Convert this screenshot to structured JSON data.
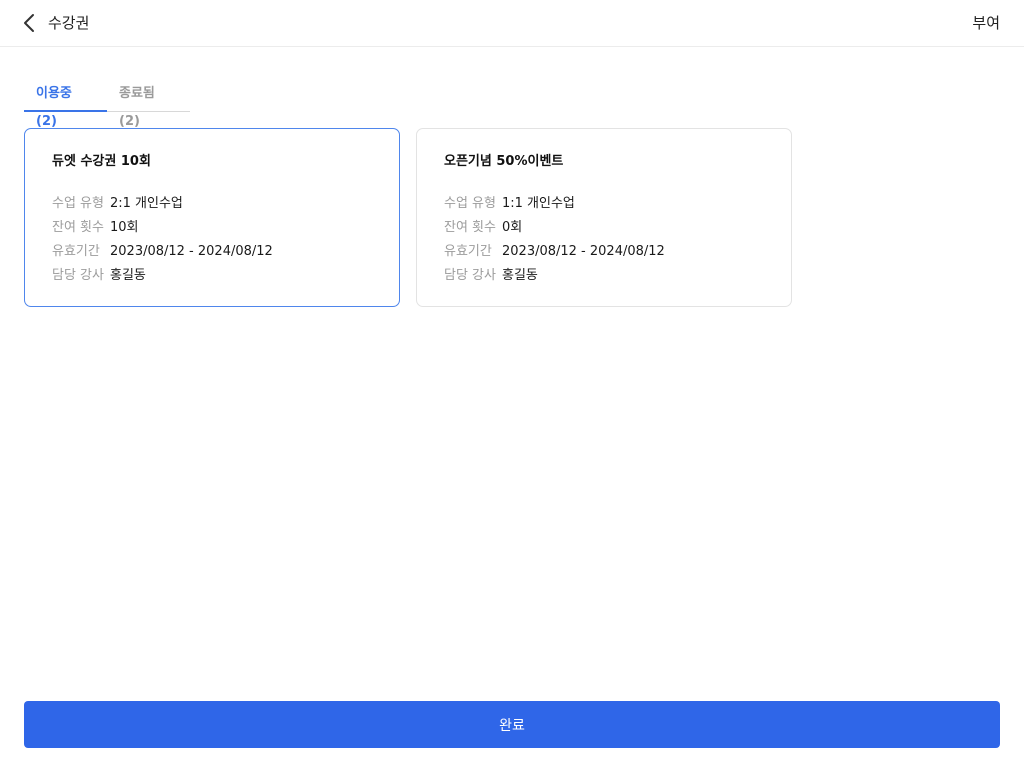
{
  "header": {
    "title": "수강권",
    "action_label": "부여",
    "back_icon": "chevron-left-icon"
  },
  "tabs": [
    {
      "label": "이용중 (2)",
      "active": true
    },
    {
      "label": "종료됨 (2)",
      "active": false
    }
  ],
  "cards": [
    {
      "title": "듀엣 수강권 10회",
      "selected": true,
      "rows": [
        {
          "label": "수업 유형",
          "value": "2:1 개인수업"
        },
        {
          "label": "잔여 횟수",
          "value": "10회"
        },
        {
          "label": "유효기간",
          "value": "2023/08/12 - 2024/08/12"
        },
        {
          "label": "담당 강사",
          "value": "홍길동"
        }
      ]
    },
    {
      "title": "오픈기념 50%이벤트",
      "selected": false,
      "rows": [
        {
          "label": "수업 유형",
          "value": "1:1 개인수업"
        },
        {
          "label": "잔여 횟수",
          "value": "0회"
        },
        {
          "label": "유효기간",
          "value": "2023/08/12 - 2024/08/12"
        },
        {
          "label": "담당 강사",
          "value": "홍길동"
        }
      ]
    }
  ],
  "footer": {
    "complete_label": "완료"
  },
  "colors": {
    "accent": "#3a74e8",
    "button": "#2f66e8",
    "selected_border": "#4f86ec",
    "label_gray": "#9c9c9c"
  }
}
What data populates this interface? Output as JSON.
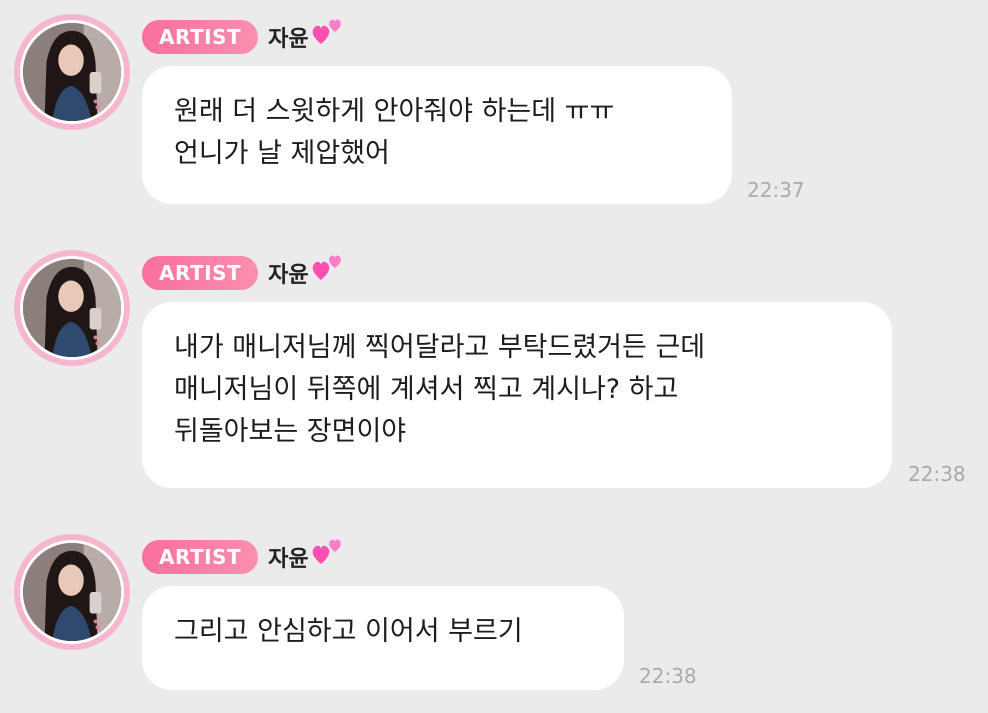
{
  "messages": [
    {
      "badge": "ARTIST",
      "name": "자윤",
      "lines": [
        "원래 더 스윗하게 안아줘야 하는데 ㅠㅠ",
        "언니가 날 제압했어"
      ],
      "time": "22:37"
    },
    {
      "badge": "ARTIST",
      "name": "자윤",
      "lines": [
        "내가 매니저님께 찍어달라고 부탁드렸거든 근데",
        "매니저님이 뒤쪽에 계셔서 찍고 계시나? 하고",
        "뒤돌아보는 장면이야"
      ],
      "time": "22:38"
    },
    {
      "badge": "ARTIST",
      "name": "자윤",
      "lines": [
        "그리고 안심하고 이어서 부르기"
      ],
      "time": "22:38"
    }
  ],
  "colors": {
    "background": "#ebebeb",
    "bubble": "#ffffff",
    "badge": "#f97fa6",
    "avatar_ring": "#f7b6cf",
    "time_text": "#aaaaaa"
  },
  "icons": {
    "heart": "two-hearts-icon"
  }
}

□ □ □

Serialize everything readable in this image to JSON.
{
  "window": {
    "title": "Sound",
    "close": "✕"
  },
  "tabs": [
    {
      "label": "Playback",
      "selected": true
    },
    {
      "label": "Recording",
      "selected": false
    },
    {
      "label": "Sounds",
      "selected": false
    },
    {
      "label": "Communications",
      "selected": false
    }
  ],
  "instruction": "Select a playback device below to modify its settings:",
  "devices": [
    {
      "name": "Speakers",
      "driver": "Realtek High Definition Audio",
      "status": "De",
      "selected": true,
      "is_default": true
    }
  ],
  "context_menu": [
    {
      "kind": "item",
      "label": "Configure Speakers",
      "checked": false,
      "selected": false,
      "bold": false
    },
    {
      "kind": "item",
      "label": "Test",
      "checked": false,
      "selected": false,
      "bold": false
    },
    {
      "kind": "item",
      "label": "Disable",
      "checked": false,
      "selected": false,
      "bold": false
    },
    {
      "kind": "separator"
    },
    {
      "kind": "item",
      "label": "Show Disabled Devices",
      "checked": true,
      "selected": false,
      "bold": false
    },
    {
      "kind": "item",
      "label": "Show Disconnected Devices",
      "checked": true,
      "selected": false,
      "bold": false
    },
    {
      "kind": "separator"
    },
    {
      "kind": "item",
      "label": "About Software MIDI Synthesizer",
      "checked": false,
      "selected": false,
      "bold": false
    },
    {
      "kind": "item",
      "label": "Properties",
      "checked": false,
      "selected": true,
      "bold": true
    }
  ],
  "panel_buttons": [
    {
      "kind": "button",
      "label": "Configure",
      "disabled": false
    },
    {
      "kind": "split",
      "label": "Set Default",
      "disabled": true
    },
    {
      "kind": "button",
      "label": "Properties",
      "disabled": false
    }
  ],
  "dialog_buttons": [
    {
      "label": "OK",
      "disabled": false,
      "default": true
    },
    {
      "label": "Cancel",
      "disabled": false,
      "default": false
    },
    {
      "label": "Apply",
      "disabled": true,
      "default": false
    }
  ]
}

□ □ □

SET EXERCISE =>
Your task is to gather all lines from the entries above that hold the word "Show".

OUTPUT OF THE TASK =>
      "label": "Show Disabled Devices",
      "label": "Show Disconnected Devices",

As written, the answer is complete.